>> Start PROVIDED ENTRIES

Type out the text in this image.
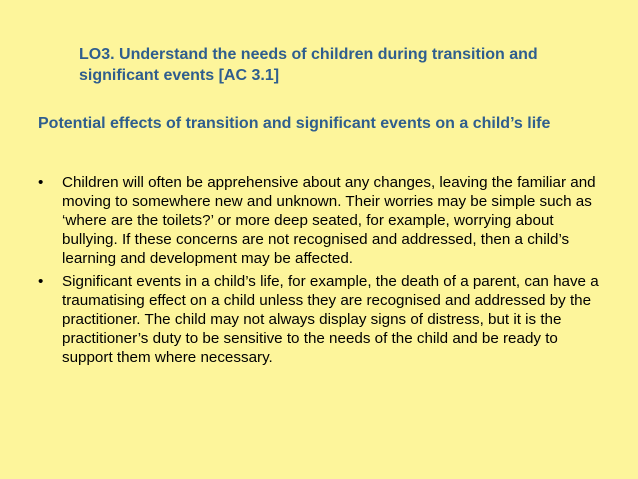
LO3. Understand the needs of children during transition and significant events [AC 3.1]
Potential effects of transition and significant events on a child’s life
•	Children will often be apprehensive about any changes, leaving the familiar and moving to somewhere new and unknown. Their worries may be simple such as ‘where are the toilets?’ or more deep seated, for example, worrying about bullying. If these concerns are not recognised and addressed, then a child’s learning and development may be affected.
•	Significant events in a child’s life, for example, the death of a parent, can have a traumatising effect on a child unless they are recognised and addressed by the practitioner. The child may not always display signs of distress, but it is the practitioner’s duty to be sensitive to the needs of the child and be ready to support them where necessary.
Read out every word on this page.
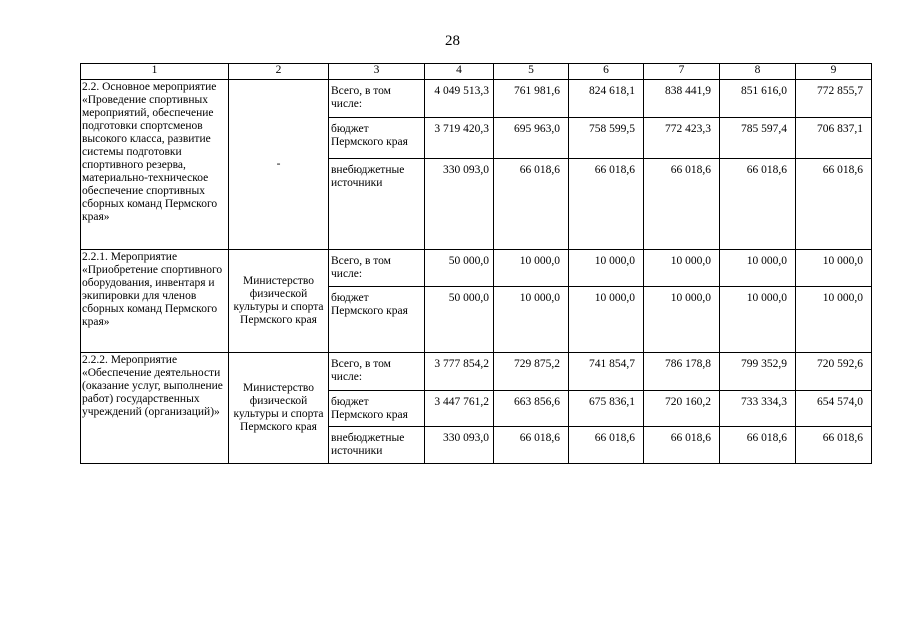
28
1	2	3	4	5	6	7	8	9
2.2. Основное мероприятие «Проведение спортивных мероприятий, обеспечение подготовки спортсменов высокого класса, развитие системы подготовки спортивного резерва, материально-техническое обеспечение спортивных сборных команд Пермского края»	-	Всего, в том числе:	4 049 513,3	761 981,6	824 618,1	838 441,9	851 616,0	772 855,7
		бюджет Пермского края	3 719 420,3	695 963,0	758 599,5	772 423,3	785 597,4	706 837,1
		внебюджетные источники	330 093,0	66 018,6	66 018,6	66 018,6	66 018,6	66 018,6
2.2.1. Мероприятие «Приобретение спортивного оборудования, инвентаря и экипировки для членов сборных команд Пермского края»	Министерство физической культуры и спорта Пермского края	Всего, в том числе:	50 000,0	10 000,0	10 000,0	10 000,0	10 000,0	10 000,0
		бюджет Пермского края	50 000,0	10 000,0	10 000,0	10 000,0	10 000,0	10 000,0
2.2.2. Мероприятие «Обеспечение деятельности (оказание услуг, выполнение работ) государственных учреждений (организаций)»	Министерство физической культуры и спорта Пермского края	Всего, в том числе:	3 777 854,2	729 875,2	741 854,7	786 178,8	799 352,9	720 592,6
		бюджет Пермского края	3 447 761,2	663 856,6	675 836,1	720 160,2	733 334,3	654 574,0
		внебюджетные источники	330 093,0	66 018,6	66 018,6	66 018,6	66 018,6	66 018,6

>> End PROVIDED ENTRIES

Omit every picture, then reproduce the rest of the listing exactly.

# ANSWER FOR THIS EXERCISE
Type out the text in this image.
LO3. Understand the needs of children during transition and significant events [AC 3.1]
Potential effects of transition and significant events on a child’s life
•	Children will often be apprehensive about any changes, leaving the familiar and moving to somewhere new and unknown. Their worries may be simple such as ‘where are the toilets?’ or more deep seated, for example, worrying about bullying. If these concerns are not recognised and addressed, then a child’s learning and development may be affected.
•	Significant events in a child’s life, for example, the death of a parent, can have a traumatising effect on a child unless they are recognised and addressed by the practitioner. The child may not always display signs of distress, but it is the practitioner’s duty to be sensitive to the needs of the child and be ready to support them where necessary.
Read out every word on this page.
28
1	2	3	4	5	6	7	8	9
2.2. Основное мероприятие «Проведение спортивных мероприятий, обеспечение подготовки спортсменов высокого класса, развитие системы подготовки спортивного резерва, материально-техническое обеспечение спортивных сборных команд Пермского края»	-	Всего, в том числе:	4 049 513,3	761 981,6	824 618,1	838 441,9	851 616,0	772 855,7
		бюджет Пермского края	3 719 420,3	695 963,0	758 599,5	772 423,3	785 597,4	706 837,1
		внебюджетные источники	330 093,0	66 018,6	66 018,6	66 018,6	66 018,6	66 018,6
2.2.1. Мероприятие «Приобретение спортивного оборудования, инвентаря и экипировки для членов сборных команд Пермского края»	Министерство физической культуры и спорта Пермского края	Всего, в том числе:	50 000,0	10 000,0	10 000,0	10 000,0	10 000,0	10 000,0
		бюджет Пермского края	50 000,0	10 000,0	10 000,0	10 000,0	10 000,0	10 000,0
2.2.2. Мероприятие «Обеспечение деятельности (оказание услуг, выполнение работ) государственных учреждений (организаций)»	Министерство физической культуры и спорта Пермского края	Всего, в том числе:	3 777 854,2	729 875,2	741 854,7	786 178,8	799 352,9	720 592,6
		бюджет Пермского края	3 447 761,2	663 856,6	675 836,1	720 160,2	733 334,3	654 574,0
		внебюджетные источники	330 093,0	66 018,6	66 018,6	66 018,6	66 018,6	66 018,6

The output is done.